__EXERCISE REQUIREMENTS__: What is the number of lines holding the word "Sales"? Give that number alone.

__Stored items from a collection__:
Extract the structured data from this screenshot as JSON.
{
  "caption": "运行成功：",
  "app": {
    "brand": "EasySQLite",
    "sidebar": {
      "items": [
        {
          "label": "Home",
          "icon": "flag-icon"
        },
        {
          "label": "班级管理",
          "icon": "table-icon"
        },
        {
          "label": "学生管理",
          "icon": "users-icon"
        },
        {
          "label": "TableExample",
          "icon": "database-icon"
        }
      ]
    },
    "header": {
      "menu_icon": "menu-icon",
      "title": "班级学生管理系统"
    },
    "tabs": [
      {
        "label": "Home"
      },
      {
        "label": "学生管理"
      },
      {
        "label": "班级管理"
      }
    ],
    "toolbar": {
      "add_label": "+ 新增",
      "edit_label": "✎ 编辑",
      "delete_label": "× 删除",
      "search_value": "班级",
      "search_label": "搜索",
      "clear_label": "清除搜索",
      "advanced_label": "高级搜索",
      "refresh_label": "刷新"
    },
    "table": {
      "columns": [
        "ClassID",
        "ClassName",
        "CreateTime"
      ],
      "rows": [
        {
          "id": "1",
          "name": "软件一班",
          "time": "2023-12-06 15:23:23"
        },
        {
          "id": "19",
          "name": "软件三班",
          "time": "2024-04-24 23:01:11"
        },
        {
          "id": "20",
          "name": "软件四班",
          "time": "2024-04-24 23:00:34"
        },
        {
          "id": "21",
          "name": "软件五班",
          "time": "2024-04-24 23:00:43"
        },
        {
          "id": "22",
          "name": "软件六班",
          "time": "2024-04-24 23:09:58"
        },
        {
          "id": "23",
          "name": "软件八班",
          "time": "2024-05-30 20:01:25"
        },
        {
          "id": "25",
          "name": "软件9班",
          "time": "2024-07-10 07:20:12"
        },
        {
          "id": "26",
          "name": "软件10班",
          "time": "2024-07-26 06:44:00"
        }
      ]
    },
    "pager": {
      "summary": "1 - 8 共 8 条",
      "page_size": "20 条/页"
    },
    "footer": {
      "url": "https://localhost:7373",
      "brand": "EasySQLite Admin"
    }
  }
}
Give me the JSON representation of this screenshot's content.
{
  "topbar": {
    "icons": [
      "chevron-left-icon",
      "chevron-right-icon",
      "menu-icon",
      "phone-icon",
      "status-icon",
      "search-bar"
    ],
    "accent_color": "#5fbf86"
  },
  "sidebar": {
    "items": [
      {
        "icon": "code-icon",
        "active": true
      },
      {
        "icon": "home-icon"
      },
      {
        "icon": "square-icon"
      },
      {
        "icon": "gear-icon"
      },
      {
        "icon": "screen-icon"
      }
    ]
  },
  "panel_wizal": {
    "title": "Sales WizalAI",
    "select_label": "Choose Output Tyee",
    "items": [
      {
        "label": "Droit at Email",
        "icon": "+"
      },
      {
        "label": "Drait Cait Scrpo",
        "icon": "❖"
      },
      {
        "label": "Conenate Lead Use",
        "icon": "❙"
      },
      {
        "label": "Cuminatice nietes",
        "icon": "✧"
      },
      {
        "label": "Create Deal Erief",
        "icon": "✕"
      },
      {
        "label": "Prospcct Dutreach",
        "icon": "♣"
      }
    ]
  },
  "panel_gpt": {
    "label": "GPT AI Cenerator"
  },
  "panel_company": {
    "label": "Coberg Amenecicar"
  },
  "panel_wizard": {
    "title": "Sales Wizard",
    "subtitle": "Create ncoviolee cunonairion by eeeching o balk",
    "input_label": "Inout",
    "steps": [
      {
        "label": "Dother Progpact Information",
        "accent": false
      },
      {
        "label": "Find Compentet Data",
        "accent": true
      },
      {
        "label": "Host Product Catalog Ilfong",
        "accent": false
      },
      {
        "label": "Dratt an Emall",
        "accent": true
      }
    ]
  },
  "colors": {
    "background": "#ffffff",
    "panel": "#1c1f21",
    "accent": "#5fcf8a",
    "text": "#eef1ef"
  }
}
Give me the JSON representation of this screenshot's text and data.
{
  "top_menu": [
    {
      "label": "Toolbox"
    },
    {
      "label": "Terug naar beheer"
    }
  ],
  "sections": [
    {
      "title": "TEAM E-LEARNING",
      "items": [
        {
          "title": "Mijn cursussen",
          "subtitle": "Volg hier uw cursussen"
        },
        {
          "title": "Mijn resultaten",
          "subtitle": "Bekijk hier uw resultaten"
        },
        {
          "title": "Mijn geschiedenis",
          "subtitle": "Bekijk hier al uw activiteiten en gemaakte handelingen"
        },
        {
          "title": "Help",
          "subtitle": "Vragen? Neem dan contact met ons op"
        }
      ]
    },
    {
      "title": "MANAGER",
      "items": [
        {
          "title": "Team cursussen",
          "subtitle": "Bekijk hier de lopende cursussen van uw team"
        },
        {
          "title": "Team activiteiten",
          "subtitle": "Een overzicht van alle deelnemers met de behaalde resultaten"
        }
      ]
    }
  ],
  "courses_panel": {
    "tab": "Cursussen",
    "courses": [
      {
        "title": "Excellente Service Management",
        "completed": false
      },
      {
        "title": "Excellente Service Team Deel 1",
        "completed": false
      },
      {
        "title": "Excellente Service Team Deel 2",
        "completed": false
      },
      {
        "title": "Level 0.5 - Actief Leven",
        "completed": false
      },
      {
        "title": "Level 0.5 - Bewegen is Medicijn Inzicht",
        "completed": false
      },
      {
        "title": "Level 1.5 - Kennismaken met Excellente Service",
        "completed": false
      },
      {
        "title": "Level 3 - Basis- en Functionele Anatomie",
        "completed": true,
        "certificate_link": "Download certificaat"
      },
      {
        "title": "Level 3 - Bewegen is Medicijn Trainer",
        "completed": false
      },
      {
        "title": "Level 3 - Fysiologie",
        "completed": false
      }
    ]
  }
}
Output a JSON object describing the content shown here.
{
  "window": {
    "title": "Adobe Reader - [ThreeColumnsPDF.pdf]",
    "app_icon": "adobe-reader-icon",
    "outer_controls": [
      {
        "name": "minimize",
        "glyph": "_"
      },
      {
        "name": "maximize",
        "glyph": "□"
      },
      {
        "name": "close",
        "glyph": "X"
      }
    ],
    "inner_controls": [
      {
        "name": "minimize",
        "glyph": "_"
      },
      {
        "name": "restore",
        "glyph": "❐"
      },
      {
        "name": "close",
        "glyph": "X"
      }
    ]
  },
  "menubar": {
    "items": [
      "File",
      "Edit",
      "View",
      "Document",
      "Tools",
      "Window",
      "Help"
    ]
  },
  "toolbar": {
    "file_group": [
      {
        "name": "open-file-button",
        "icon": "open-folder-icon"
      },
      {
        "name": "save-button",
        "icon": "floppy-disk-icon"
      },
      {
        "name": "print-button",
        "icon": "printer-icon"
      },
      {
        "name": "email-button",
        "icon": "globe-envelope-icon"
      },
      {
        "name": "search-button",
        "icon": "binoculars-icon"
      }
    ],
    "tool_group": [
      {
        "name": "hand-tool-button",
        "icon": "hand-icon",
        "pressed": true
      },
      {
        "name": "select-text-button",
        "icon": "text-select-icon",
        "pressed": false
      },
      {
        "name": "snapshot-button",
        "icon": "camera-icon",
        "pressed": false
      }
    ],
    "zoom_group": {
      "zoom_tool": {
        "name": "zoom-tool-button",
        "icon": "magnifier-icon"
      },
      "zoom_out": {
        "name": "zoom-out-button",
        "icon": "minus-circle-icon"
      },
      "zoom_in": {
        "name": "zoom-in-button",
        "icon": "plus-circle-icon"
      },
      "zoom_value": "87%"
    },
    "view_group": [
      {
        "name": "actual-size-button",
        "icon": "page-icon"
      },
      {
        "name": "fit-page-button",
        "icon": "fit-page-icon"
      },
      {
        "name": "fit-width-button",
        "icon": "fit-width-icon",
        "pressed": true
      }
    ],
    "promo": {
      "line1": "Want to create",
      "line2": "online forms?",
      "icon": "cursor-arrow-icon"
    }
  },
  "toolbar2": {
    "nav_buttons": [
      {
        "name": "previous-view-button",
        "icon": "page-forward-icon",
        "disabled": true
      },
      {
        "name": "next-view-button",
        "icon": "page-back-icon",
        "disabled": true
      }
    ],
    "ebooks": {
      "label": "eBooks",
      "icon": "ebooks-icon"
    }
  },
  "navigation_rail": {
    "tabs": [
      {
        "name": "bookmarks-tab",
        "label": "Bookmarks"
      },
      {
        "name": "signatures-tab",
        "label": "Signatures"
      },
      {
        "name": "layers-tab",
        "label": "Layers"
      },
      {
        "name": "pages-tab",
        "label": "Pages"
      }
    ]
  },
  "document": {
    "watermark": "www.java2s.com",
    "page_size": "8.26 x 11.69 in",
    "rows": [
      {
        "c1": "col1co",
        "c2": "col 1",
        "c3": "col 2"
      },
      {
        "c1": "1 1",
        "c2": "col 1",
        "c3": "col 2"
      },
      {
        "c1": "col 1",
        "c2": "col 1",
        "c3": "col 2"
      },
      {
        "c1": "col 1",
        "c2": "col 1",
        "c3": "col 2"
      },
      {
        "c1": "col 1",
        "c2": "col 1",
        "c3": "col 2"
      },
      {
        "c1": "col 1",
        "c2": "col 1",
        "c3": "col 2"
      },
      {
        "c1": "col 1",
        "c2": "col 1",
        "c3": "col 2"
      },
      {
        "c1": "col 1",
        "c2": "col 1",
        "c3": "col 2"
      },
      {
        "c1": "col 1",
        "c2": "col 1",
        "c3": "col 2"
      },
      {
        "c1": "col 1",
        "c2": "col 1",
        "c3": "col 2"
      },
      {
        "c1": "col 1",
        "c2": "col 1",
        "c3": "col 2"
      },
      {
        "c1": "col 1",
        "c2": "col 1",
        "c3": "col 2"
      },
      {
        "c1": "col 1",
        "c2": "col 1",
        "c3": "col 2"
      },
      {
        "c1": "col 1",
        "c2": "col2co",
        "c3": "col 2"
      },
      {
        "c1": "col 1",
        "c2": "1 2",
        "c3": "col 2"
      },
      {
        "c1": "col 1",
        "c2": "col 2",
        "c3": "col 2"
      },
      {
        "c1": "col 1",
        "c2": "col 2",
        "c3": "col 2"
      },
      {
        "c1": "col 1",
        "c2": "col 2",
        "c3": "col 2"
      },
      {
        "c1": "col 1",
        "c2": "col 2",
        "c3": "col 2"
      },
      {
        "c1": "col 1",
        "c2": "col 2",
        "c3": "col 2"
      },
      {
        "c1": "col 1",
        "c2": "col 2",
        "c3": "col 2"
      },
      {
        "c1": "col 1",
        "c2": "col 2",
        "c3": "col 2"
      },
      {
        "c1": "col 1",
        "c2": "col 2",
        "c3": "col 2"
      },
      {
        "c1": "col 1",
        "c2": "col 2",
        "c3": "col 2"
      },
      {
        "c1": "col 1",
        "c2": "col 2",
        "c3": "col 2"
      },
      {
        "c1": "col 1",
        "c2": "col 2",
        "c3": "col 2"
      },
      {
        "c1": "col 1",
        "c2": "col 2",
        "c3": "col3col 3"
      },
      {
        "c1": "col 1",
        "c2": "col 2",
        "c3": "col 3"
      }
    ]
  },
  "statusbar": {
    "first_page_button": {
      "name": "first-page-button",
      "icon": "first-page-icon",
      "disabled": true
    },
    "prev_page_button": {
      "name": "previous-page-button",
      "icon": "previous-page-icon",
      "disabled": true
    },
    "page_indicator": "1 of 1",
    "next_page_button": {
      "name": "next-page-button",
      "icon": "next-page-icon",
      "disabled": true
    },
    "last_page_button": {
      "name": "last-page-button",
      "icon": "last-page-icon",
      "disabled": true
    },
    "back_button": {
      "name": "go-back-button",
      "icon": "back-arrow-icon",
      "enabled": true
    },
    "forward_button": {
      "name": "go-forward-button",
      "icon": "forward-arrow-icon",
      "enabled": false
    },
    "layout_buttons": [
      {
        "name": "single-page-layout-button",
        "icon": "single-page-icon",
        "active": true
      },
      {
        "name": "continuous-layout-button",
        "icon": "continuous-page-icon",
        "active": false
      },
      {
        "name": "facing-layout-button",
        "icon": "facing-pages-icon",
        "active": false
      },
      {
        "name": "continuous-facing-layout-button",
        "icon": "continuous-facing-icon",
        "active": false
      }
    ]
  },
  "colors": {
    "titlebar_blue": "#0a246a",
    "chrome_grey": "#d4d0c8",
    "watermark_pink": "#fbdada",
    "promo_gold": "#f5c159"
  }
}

__FINAL ANSWER__: 2